What the task asks:
Count the lines below that contain the word "given", and reply with that number alone.

Data to process:
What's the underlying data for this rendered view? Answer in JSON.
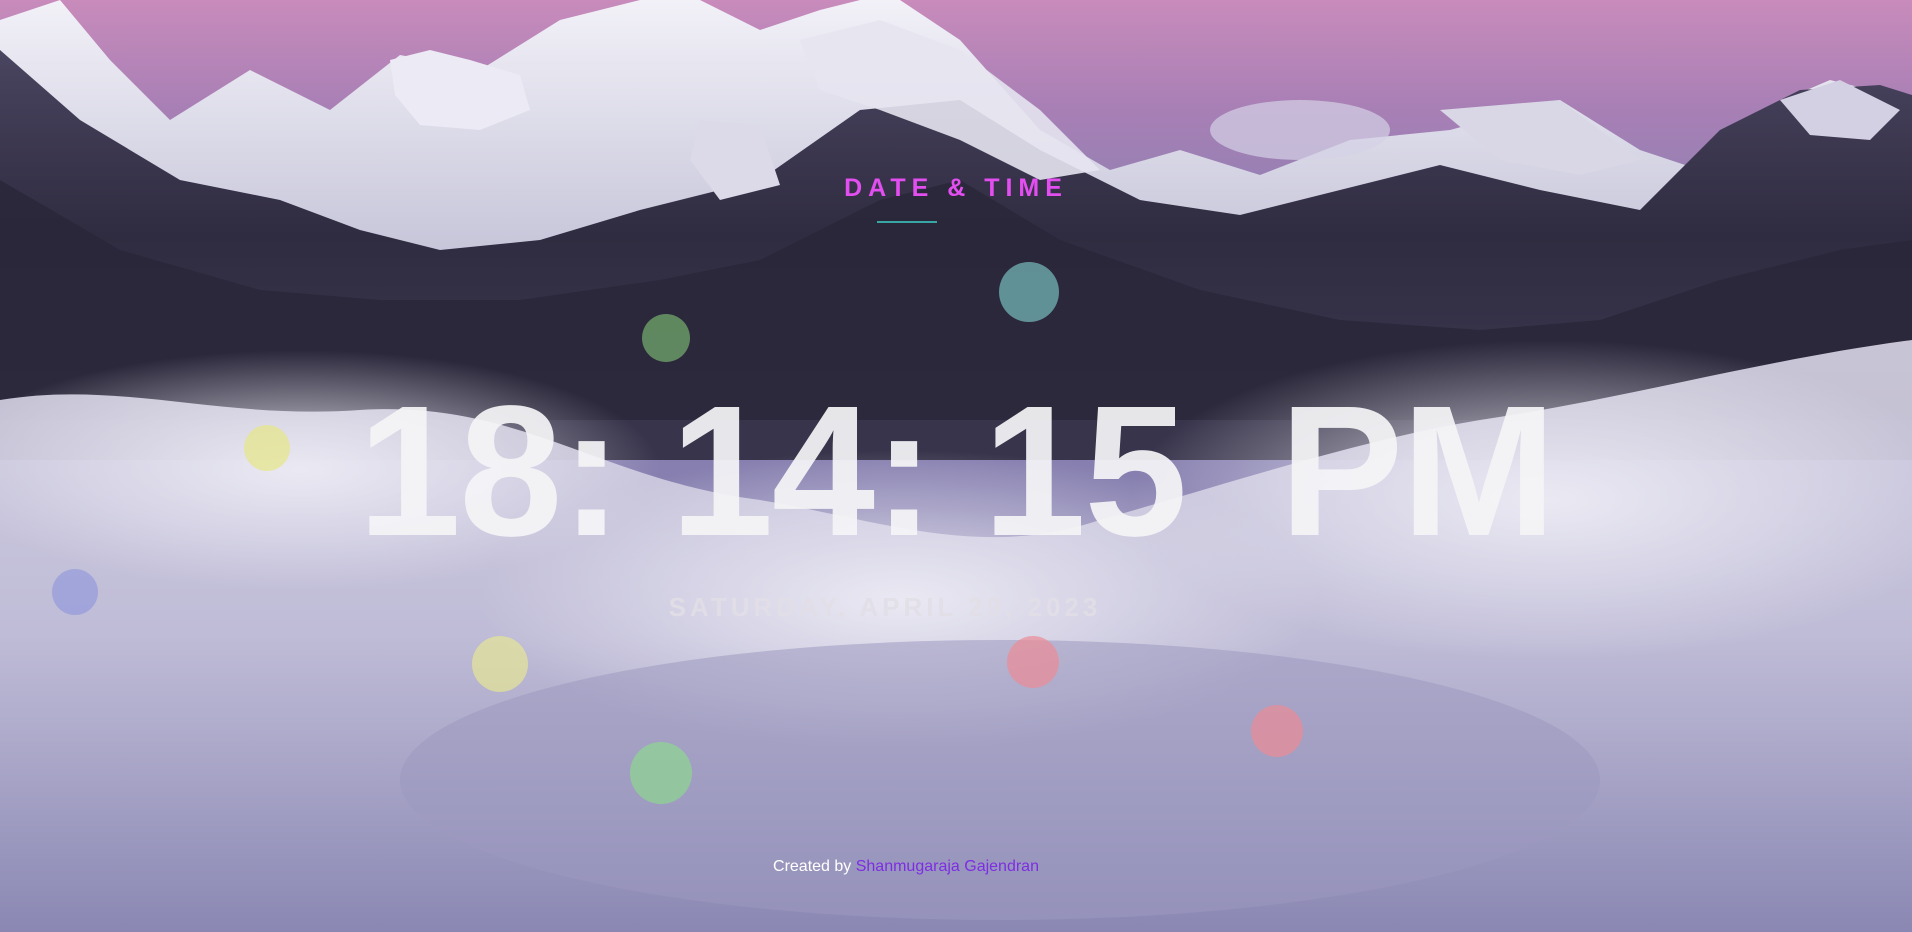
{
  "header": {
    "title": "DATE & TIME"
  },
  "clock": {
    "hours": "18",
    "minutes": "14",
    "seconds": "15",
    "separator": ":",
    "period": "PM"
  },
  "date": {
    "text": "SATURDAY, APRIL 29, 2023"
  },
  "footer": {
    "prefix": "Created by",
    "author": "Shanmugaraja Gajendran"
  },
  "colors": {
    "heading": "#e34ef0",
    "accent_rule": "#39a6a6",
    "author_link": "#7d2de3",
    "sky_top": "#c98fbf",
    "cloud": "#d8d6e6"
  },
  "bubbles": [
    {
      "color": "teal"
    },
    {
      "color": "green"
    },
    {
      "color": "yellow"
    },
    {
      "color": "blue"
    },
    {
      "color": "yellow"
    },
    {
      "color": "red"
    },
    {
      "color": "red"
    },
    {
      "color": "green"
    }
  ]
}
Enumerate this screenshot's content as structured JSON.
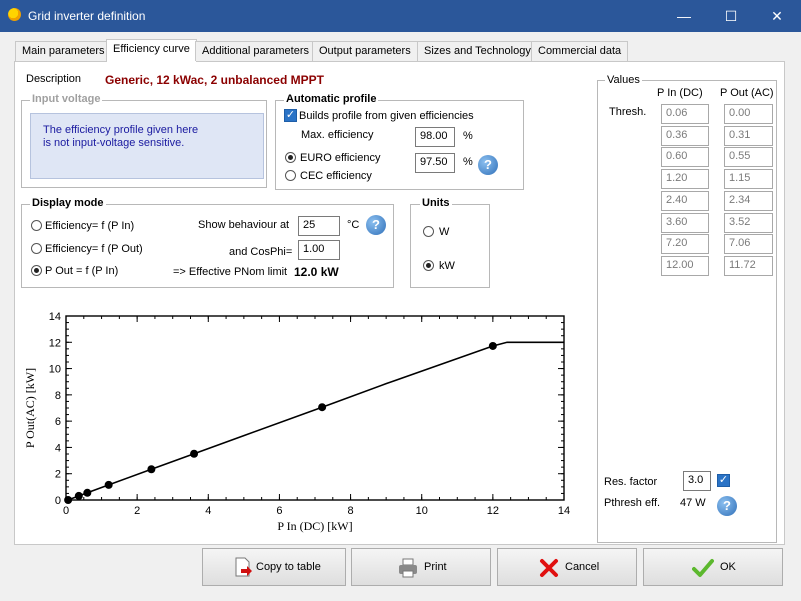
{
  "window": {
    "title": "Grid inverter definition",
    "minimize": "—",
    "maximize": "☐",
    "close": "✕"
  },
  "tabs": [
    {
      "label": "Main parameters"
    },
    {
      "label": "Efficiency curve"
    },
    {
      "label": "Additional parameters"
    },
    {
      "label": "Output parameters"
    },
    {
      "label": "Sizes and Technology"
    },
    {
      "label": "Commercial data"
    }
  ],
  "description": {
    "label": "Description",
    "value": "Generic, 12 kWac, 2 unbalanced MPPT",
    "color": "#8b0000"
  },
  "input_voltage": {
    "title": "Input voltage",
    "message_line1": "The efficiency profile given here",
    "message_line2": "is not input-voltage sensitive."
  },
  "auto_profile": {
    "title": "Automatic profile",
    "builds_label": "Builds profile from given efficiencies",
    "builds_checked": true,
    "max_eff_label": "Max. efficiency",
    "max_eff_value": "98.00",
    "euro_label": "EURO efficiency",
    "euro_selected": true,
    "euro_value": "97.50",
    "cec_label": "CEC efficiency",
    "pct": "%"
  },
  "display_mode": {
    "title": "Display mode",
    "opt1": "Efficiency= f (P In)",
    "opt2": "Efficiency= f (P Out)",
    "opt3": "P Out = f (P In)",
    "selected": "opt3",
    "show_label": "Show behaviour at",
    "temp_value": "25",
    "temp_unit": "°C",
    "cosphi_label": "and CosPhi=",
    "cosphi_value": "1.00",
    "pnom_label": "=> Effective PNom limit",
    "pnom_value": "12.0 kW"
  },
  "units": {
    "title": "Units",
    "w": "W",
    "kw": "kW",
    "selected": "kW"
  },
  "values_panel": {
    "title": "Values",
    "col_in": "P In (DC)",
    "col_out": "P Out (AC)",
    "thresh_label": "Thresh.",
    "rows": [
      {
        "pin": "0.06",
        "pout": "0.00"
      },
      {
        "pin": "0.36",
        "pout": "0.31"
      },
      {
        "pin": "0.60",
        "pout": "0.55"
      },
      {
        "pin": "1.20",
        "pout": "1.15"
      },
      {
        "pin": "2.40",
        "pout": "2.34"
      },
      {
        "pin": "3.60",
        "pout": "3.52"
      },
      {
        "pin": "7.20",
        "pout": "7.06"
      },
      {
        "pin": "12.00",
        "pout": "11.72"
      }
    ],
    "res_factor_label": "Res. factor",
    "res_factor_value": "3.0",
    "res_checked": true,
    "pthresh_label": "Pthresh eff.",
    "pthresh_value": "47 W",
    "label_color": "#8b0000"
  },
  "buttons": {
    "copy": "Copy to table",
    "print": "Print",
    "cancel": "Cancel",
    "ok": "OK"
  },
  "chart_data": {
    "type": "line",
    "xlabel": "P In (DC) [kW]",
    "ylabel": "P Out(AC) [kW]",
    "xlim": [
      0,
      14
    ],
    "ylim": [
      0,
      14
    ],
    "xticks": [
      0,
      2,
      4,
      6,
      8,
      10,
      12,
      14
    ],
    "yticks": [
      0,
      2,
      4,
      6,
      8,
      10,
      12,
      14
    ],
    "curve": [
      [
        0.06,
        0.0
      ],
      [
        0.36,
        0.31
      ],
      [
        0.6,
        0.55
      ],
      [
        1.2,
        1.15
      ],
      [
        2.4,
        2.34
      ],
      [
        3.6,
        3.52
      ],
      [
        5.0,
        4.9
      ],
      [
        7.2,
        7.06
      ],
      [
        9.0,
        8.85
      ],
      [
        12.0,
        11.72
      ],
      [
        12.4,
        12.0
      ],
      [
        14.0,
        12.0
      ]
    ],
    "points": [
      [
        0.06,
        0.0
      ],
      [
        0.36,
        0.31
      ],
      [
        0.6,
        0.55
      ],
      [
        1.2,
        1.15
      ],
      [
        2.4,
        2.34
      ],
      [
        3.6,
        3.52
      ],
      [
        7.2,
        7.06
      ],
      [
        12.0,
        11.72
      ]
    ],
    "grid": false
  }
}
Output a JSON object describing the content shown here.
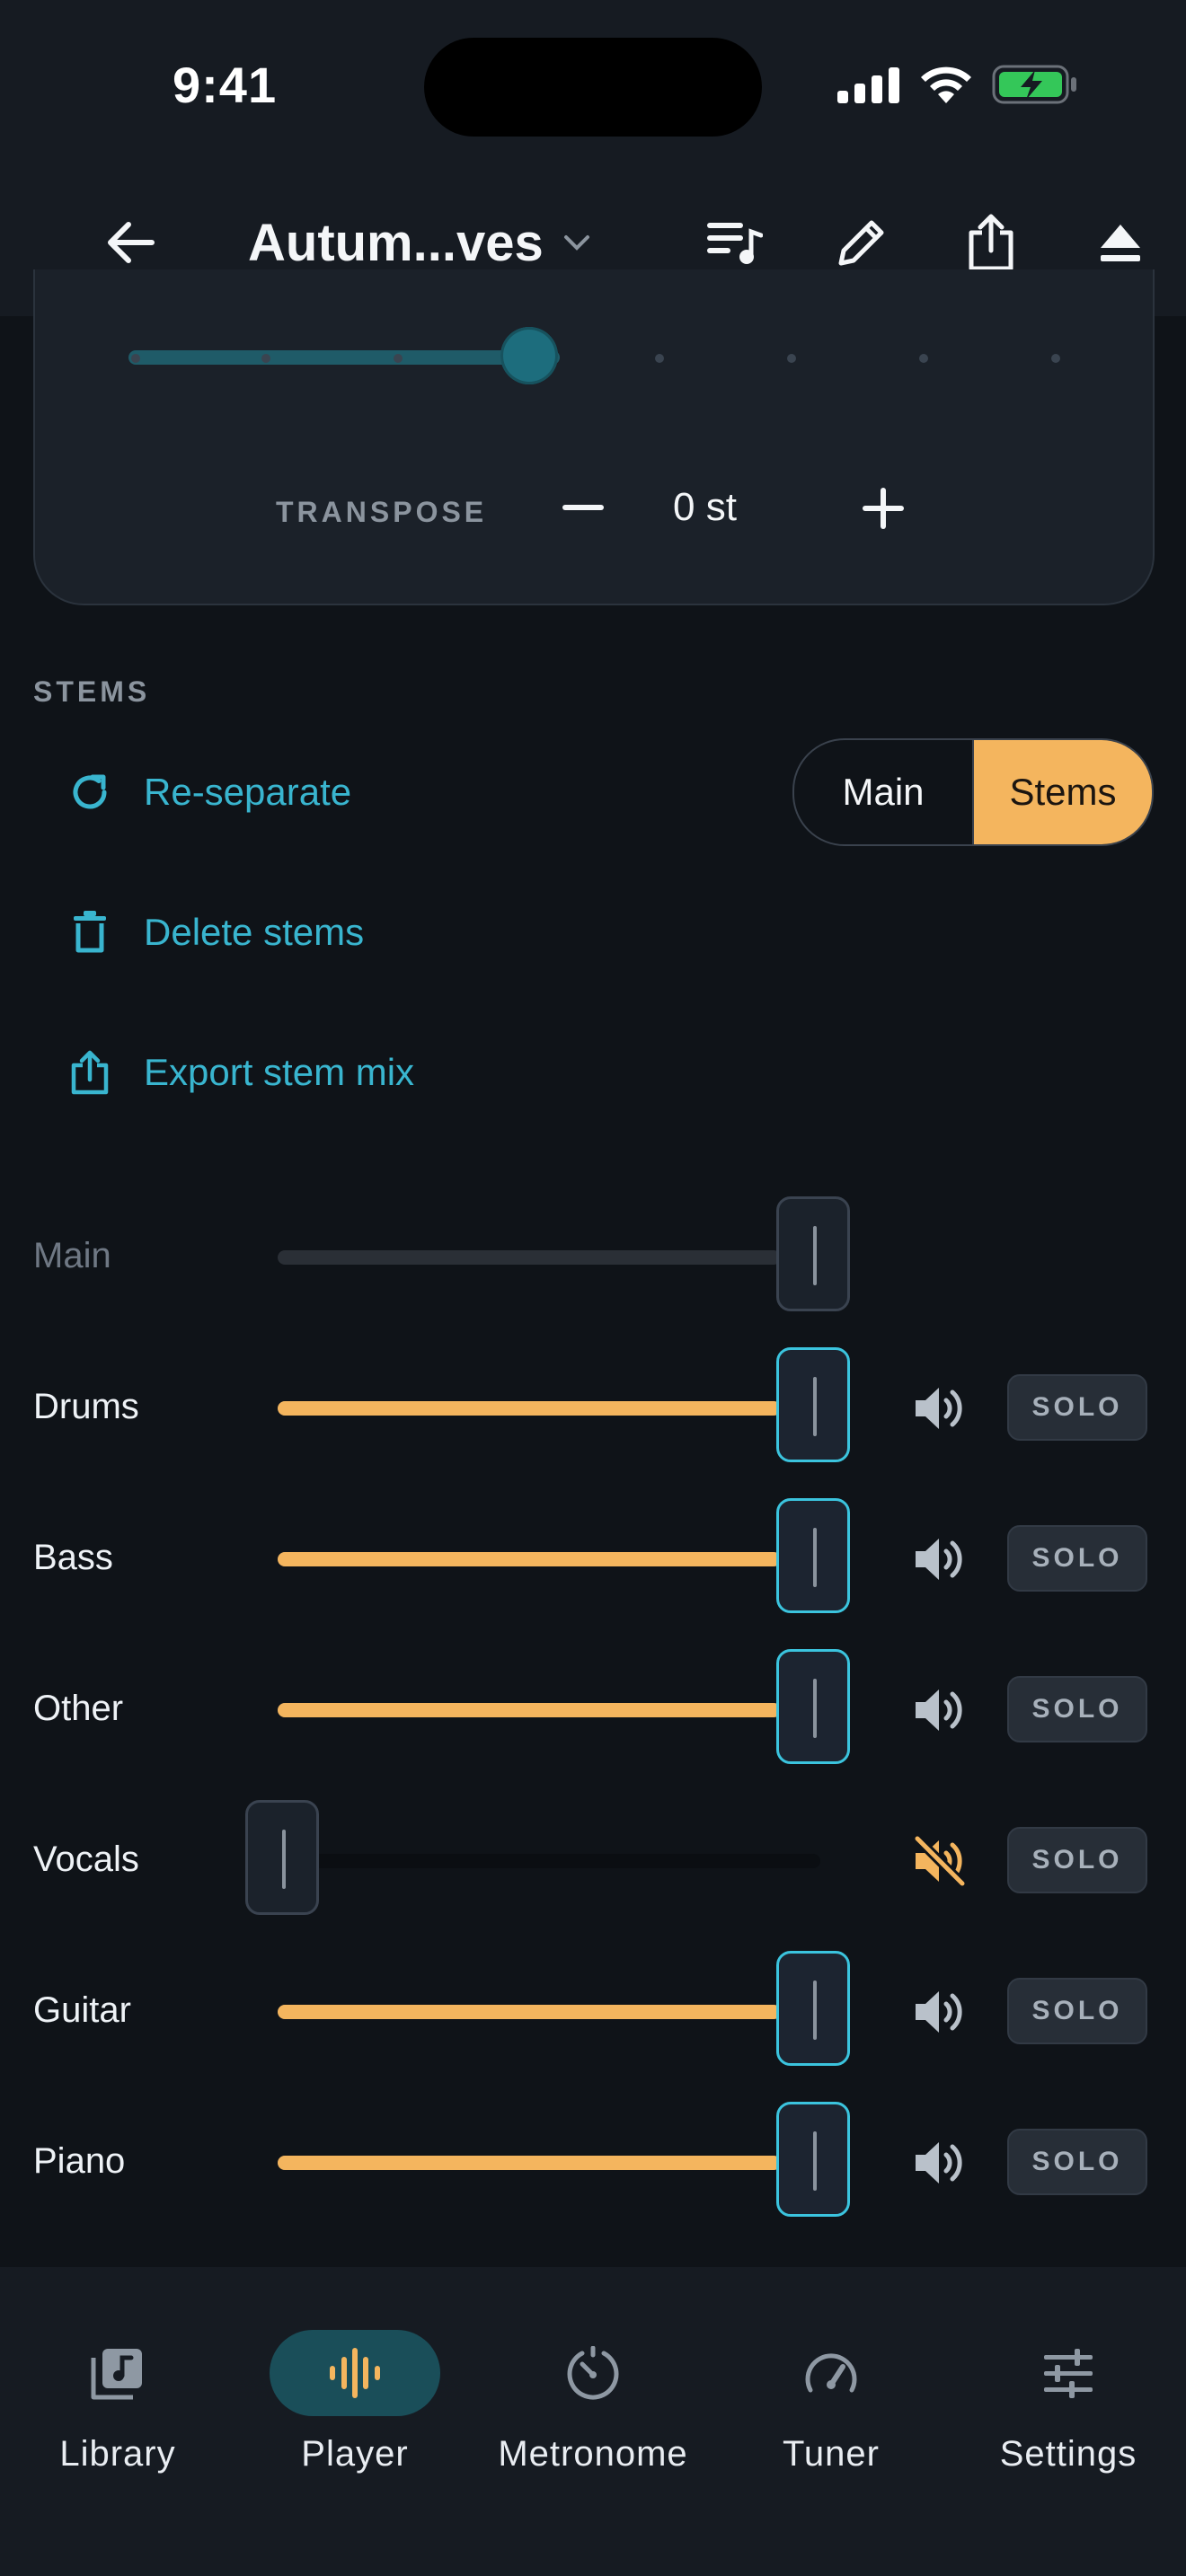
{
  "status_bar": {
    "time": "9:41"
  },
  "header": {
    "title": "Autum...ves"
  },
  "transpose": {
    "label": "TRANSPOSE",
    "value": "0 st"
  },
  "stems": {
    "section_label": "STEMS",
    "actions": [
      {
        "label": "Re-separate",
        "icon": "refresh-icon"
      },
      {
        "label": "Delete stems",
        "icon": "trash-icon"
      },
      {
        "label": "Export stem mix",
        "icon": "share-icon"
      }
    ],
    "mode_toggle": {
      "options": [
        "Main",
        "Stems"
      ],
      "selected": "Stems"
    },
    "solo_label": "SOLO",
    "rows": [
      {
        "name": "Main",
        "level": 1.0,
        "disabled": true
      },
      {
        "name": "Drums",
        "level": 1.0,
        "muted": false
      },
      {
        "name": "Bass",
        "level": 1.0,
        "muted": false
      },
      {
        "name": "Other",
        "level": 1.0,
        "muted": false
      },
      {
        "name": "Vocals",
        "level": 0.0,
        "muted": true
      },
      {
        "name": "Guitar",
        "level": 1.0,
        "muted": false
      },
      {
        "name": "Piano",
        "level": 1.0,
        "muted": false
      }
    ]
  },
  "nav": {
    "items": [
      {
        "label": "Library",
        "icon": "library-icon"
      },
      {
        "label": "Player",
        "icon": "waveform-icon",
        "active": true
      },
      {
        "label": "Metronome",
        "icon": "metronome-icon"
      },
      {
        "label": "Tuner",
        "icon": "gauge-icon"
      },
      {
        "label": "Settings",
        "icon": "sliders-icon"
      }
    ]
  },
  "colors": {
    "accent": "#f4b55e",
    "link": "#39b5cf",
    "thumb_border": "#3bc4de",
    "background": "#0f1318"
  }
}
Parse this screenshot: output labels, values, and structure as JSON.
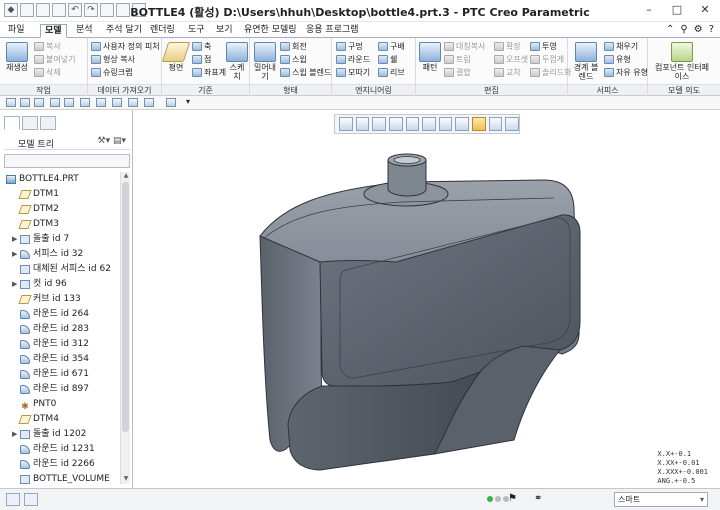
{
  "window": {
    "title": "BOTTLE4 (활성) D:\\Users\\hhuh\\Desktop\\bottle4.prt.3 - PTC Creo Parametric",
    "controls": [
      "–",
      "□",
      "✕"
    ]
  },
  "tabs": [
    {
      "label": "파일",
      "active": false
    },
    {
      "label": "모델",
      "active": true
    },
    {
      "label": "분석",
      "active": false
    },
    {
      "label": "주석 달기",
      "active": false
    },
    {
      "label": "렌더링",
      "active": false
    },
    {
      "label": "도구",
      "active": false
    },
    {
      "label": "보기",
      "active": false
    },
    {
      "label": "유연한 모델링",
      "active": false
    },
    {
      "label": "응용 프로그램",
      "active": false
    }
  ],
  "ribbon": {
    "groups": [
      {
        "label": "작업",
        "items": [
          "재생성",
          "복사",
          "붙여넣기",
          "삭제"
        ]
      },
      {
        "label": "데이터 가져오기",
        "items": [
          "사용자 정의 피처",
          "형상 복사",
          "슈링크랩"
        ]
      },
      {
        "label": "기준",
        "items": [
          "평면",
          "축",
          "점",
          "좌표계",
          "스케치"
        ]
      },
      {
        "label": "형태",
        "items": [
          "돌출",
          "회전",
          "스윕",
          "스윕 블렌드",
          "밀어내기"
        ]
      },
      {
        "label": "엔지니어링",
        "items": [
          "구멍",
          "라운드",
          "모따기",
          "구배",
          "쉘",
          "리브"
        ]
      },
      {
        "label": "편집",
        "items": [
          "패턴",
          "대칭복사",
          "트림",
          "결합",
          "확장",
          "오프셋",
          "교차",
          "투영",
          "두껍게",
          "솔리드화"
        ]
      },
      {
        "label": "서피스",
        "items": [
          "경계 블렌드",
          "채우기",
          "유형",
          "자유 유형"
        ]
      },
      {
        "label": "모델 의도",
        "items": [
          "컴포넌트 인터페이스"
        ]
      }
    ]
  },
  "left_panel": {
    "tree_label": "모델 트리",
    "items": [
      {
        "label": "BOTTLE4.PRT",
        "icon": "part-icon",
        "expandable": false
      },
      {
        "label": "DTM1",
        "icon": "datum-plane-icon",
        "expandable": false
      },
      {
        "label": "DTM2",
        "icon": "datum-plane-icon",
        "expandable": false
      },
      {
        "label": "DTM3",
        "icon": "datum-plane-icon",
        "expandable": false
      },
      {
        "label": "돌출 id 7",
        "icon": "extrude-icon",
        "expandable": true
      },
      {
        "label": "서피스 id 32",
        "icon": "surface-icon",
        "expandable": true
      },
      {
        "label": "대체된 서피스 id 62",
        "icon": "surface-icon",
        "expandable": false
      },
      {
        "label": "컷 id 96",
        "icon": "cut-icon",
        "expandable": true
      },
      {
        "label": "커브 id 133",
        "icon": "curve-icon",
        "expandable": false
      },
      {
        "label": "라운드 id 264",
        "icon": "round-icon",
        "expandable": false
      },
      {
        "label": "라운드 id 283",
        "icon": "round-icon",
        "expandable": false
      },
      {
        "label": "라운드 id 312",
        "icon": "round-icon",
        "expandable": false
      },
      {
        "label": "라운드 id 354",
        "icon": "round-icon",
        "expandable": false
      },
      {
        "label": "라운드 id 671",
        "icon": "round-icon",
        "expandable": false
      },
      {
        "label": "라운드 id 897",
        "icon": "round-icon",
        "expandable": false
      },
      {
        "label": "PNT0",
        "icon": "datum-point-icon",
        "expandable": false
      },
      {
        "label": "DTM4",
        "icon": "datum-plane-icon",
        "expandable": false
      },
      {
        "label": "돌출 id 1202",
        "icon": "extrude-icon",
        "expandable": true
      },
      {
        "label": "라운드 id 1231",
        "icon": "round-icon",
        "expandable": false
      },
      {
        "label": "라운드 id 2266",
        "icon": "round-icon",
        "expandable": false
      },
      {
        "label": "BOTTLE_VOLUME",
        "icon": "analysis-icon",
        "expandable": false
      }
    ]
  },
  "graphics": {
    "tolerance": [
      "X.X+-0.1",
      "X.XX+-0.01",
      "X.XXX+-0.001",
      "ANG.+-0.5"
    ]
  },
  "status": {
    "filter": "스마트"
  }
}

Output for this exercise:
2